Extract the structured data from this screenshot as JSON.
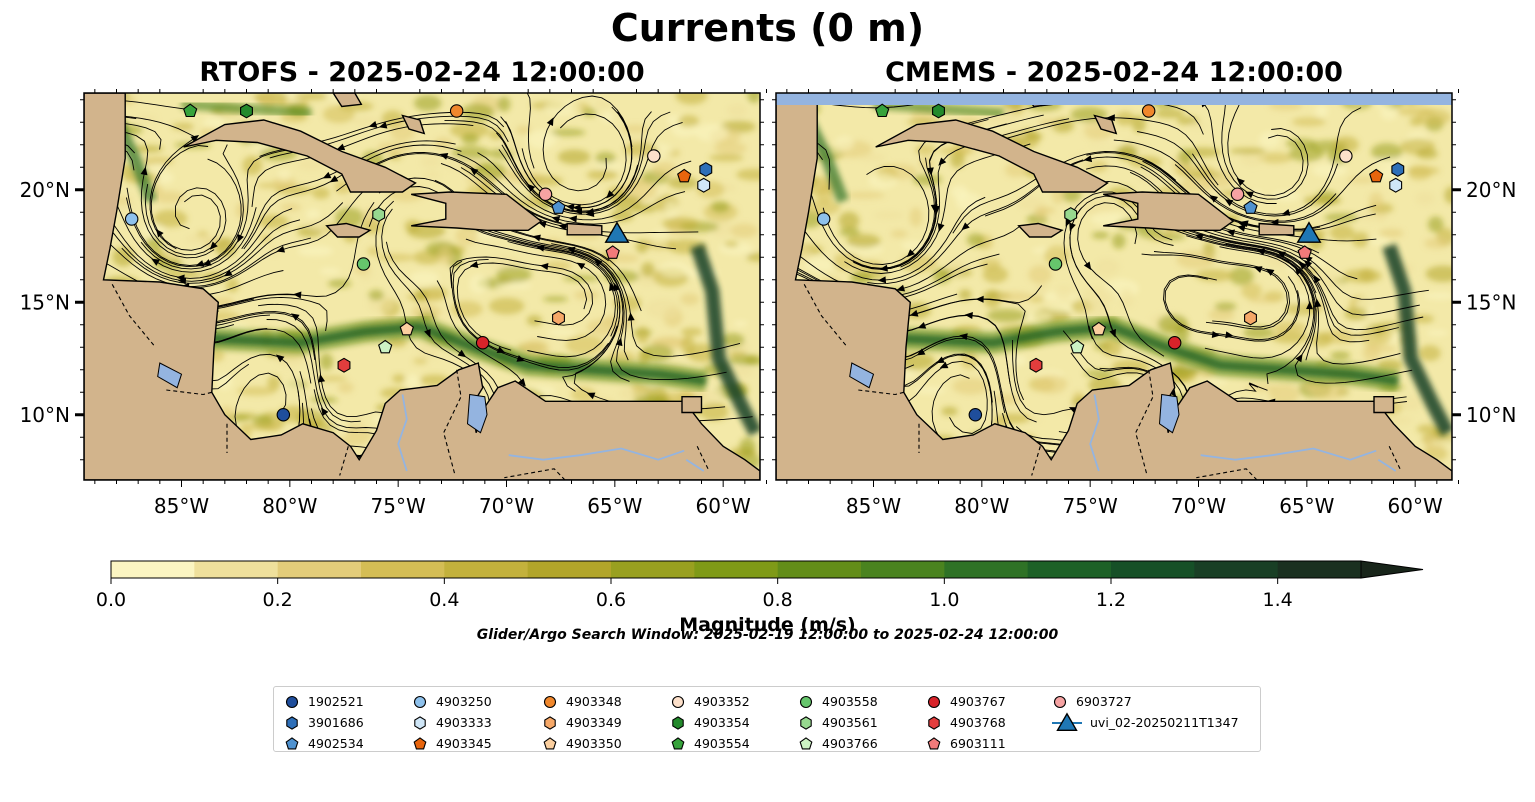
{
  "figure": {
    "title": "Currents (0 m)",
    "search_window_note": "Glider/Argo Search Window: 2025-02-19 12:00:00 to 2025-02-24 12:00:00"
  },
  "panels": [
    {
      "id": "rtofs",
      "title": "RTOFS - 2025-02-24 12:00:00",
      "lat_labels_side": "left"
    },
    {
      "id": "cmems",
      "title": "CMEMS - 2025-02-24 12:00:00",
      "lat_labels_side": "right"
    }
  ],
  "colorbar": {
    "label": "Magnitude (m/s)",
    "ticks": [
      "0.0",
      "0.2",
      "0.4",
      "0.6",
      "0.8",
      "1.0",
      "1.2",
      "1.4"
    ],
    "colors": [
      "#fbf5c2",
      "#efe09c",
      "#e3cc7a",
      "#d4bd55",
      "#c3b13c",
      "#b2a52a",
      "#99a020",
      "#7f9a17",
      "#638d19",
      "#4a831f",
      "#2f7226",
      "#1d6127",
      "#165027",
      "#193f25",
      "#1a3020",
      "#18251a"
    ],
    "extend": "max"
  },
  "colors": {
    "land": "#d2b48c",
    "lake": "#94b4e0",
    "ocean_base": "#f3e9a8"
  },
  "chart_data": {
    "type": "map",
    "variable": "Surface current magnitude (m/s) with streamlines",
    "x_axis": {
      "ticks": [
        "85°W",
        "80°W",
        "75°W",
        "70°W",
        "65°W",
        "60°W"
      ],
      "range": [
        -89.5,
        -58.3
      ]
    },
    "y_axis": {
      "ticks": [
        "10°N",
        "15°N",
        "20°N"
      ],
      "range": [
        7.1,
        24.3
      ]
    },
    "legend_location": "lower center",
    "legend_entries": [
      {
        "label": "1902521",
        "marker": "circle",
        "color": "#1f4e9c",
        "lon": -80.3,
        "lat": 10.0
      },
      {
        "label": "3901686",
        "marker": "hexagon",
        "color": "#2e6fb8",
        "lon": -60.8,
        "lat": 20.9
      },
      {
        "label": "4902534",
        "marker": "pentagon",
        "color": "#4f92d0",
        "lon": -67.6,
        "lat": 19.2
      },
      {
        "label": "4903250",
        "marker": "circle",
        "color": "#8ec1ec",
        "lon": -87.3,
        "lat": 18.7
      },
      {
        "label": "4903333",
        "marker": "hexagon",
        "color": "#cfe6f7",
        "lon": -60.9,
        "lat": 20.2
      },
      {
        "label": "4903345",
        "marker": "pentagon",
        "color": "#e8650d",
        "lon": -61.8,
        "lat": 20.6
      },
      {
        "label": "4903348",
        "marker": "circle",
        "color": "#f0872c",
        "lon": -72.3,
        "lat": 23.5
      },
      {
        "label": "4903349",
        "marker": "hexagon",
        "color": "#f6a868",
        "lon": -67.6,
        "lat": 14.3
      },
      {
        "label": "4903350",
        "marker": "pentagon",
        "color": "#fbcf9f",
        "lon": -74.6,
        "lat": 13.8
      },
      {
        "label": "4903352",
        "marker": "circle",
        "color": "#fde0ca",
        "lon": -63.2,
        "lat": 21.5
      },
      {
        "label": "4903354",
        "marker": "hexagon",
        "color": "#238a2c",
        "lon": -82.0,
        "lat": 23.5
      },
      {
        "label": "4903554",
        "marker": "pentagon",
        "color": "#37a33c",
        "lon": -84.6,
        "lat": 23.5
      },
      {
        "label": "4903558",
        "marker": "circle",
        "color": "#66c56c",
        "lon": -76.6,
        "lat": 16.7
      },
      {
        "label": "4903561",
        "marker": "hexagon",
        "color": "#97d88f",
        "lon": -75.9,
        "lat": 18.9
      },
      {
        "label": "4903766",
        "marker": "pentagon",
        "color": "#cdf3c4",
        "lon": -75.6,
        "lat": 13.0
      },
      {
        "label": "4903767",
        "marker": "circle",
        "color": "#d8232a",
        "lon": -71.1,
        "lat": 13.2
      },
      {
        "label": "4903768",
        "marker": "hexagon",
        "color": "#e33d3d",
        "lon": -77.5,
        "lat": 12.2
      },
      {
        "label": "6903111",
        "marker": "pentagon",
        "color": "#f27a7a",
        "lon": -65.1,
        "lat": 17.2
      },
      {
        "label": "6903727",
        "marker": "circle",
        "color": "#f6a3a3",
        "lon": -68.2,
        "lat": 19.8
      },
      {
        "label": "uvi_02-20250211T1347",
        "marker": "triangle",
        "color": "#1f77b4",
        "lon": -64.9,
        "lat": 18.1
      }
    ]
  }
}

....................

* _SHORT TASK_:
Reproduce each line holding the word "title".

* _RESPONSE TO THE EXERCISE_:
    "title": "Currents (0 m)",
      "title": "RTOFS - 2025-02-24 12:00:00",
      "title": "CMEMS - 2025-02-24 12:00:00",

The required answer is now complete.